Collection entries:

◆ ◆ ◆ ◆ ◆ ◆ ◆

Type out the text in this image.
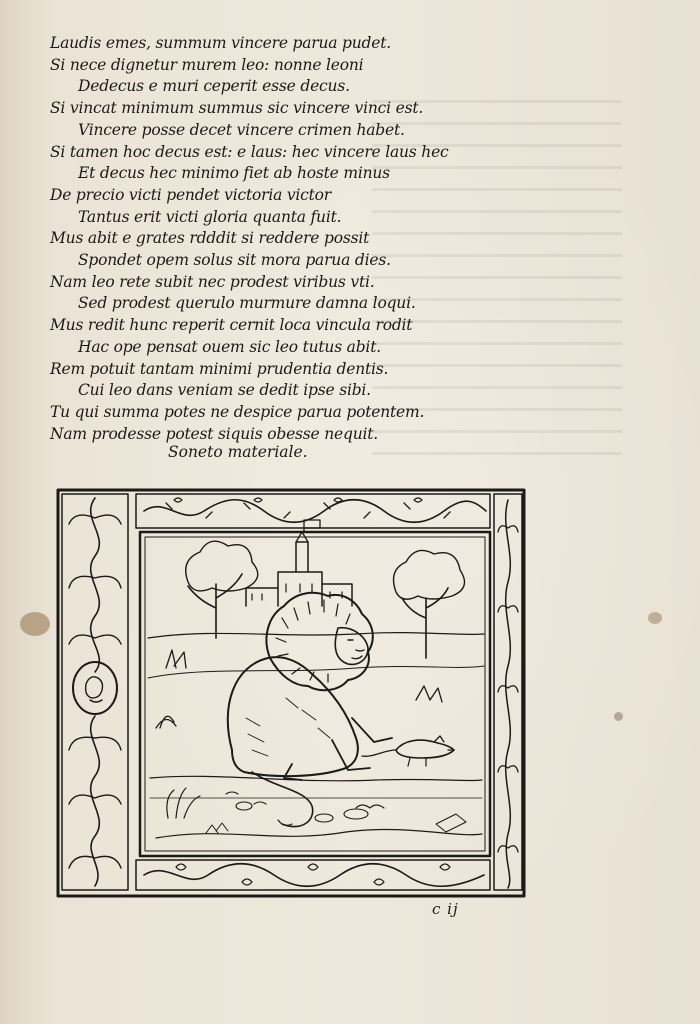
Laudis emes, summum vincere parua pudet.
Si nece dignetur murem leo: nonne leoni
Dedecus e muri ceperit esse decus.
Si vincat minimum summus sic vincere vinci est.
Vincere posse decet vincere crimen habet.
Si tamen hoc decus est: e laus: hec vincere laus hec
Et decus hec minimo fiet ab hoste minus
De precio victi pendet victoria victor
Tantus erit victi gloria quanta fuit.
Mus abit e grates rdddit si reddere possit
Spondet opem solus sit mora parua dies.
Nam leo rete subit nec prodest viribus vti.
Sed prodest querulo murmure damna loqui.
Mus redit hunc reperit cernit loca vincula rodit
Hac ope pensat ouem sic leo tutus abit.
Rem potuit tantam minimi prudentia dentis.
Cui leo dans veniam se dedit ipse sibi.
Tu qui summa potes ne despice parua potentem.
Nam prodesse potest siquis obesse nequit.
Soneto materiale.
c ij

◆ ◆ ◆ ◆ ◆ ◆ ◆

Set problem |
Each record above should be copied character for character, with pictures dropped.

Exercise response |
Type out the text in this image.
Laudis emes, summum vincere parua pudet.
Si nece dignetur murem leo: nonne leoni
Dedecus e muri ceperit esse decus.
Si vincat minimum summus sic vincere vinci est.
Vincere posse decet vincere crimen habet.
Si tamen hoc decus est: e laus: hec vincere laus hec
Et decus hec minimo fiet ab hoste minus
De precio victi pendet victoria victor
Tantus erit victi gloria quanta fuit.
Mus abit e grates rdddit si reddere possit
Spondet opem solus sit mora parua dies.
Nam leo rete subit nec prodest viribus vti.
Sed prodest querulo murmure damna loqui.
Mus redit hunc reperit cernit loca vincula rodit
Hac ope pensat ouem sic leo tutus abit.
Rem potuit tantam minimi prudentia dentis.
Cui leo dans veniam se dedit ipse sibi.
Tu qui summa potes ne despice parua potentem.
Nam prodesse potest siquis obesse nequit.
Soneto materiale.
c ij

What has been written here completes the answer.